--- Listing ---
::::
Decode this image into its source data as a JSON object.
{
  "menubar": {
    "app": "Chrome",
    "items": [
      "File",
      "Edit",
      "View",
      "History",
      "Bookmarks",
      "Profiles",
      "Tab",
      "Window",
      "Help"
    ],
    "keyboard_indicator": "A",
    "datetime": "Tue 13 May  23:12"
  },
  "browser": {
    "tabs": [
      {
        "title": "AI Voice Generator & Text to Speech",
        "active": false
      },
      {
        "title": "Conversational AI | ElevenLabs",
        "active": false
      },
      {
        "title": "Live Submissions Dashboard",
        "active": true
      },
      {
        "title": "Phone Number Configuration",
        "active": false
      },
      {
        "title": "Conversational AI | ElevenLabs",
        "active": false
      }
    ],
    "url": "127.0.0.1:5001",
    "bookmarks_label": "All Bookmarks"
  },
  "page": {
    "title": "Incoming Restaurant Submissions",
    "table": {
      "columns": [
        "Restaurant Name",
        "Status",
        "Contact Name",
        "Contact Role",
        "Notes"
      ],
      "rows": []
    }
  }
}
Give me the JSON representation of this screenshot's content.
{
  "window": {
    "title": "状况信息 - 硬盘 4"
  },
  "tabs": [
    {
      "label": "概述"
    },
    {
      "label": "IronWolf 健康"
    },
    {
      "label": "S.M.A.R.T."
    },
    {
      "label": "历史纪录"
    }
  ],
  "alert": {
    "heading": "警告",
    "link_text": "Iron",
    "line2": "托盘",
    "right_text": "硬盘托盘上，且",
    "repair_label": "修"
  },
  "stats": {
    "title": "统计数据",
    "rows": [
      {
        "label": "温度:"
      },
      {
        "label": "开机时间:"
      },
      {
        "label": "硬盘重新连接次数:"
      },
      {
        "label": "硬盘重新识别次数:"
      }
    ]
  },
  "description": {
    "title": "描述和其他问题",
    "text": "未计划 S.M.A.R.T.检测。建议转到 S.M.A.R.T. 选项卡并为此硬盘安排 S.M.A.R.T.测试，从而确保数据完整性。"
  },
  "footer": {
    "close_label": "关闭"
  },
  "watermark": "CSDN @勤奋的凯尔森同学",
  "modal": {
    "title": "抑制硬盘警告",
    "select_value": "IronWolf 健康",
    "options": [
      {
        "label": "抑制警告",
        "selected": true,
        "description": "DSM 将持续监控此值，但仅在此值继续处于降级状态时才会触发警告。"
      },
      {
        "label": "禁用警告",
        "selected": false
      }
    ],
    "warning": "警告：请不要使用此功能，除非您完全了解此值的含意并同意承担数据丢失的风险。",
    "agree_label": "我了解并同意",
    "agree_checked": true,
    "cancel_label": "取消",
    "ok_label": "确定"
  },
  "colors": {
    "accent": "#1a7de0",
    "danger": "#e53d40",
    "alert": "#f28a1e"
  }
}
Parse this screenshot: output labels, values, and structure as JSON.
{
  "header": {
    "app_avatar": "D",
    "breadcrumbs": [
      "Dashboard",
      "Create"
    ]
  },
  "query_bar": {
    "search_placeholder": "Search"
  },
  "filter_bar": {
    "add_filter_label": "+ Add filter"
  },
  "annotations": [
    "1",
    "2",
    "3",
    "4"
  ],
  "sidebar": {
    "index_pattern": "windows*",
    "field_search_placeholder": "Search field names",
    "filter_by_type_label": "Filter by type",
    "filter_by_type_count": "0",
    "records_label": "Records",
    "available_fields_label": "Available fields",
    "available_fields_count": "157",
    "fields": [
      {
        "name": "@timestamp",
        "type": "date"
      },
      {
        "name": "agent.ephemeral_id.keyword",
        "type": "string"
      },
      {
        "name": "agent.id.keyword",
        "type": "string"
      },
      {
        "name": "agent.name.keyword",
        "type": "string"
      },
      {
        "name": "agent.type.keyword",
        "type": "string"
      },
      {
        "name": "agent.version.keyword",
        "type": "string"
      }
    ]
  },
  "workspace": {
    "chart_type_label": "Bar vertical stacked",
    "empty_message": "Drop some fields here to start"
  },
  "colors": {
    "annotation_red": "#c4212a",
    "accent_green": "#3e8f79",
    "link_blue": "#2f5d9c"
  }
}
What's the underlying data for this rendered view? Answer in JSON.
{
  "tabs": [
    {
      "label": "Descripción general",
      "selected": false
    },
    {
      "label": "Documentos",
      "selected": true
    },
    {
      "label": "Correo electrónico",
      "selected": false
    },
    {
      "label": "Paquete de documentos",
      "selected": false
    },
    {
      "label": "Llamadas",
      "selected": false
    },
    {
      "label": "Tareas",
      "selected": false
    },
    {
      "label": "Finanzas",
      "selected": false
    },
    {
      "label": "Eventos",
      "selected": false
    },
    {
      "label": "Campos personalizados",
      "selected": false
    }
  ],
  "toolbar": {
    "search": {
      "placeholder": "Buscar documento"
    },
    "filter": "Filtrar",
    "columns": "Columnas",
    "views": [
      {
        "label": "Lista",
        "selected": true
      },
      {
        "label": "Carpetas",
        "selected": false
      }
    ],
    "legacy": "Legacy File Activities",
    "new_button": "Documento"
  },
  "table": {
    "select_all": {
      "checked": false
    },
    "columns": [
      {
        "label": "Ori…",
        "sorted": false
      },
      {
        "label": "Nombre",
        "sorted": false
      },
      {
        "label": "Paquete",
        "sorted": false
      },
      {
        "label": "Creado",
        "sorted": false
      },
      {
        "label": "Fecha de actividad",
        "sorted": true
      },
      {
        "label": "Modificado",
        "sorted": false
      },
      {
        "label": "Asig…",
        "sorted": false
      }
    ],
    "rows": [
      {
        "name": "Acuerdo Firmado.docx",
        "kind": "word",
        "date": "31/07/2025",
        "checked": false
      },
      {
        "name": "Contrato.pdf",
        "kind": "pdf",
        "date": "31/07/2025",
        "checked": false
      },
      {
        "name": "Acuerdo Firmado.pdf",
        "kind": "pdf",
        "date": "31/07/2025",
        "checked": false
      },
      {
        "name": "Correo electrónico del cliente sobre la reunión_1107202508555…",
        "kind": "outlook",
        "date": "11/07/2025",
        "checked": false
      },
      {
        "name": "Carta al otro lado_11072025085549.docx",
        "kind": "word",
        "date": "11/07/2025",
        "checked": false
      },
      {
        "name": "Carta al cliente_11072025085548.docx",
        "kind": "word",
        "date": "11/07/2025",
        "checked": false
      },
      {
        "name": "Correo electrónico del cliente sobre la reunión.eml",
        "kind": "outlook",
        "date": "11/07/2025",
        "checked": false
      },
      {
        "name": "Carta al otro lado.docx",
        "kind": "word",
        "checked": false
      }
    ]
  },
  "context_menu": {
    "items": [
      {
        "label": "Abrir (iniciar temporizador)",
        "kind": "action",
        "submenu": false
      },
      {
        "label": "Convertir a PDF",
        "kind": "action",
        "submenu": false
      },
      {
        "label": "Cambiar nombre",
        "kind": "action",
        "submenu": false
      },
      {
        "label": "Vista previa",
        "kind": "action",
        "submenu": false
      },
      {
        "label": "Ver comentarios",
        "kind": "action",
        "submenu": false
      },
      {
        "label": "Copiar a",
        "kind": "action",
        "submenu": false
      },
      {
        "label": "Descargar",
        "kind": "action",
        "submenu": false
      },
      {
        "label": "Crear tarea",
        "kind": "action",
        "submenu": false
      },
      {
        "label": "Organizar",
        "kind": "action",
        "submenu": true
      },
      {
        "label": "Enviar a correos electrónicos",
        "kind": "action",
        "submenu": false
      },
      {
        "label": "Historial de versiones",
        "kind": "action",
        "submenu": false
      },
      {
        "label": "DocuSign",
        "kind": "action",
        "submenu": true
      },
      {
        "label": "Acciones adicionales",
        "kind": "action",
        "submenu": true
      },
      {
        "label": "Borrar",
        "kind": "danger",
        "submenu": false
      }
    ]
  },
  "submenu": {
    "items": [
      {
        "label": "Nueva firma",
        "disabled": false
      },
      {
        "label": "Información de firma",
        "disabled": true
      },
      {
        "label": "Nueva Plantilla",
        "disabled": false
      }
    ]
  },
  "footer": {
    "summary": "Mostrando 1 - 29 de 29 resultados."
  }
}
::::
--- What is needed ---
Show each line of the data that contains the string "otro".

--- Written reply ---
        "name": "Carta al otro lado_11072025085549.docx",
        "name": "Carta al otro lado.docx",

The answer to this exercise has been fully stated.